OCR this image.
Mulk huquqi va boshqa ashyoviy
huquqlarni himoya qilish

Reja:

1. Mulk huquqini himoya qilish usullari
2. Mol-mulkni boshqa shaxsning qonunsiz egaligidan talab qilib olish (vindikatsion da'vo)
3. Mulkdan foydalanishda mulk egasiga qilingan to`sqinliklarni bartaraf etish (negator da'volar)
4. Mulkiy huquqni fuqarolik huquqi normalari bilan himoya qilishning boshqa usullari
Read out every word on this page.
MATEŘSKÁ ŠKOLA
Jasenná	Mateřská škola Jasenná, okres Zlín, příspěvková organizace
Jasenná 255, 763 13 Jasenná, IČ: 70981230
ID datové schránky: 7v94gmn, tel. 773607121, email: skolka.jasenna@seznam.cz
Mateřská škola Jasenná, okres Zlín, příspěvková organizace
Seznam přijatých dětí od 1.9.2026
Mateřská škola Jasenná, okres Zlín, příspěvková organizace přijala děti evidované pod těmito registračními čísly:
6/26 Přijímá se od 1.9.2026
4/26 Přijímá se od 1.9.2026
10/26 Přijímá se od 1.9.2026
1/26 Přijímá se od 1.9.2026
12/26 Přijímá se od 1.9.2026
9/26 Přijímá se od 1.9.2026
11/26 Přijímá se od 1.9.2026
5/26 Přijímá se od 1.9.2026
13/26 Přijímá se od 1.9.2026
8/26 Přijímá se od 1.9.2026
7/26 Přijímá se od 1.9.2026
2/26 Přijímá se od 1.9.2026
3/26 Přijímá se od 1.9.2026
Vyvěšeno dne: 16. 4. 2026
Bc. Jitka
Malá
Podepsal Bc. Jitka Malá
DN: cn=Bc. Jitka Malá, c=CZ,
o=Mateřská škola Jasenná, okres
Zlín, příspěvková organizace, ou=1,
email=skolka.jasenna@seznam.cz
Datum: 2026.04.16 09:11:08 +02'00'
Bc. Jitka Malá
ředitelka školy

> [WORK TO BE COMPLETED] Output the entries verbatim.

> [EXERCISE RESPONSE]
OCR this image.
Mulk huquqi va boshqa ashyoviy
huquqlarni himoya qilish

Reja:

1. Mulk huquqini himoya qilish usullari
2. Mol-mulkni boshqa shaxsning qonunsiz egaligidan talab qilib olish (vindikatsion da'vo)
3. Mulkdan foydalanishda mulk egasiga qilingan to`sqinliklarni bartaraf etish (negator da'volar)
4. Mulkiy huquqni fuqarolik huquqi normalari bilan himoya qilishning boshqa usullari
Read out every word on this page.
MATEŘSKÁ ŠKOLA
Jasenná	Mateřská škola Jasenná, okres Zlín, příspěvková organizace
Jasenná 255, 763 13 Jasenná, IČ: 70981230
ID datové schránky: 7v94gmn, tel. 773607121, email: skolka.jasenna@seznam.cz
Mateřská škola Jasenná, okres Zlín, příspěvková organizace
Seznam přijatých dětí od 1.9.2026
Mateřská škola Jasenná, okres Zlín, příspěvková organizace přijala děti evidované pod těmito registračními čísly:
6/26 Přijímá se od 1.9.2026
4/26 Přijímá se od 1.9.2026
10/26 Přijímá se od 1.9.2026
1/26 Přijímá se od 1.9.2026
12/26 Přijímá se od 1.9.2026
9/26 Přijímá se od 1.9.2026
11/26 Přijímá se od 1.9.2026
5/26 Přijímá se od 1.9.2026
13/26 Přijímá se od 1.9.2026
8/26 Přijímá se od 1.9.2026
7/26 Přijímá se od 1.9.2026
2/26 Přijímá se od 1.9.2026
3/26 Přijímá se od 1.9.2026
Vyvěšeno dne: 16. 4. 2026
Bc. Jitka
Malá
Podepsal Bc. Jitka Malá
DN: cn=Bc. Jitka Malá, c=CZ,
o=Mateřská škola Jasenná, okres
Zlín, příspěvková organizace, ou=1,
email=skolka.jasenna@seznam.cz
Datum: 2026.04.16 09:11:08 +02'00'
Bc. Jitka Malá
ředitelka školy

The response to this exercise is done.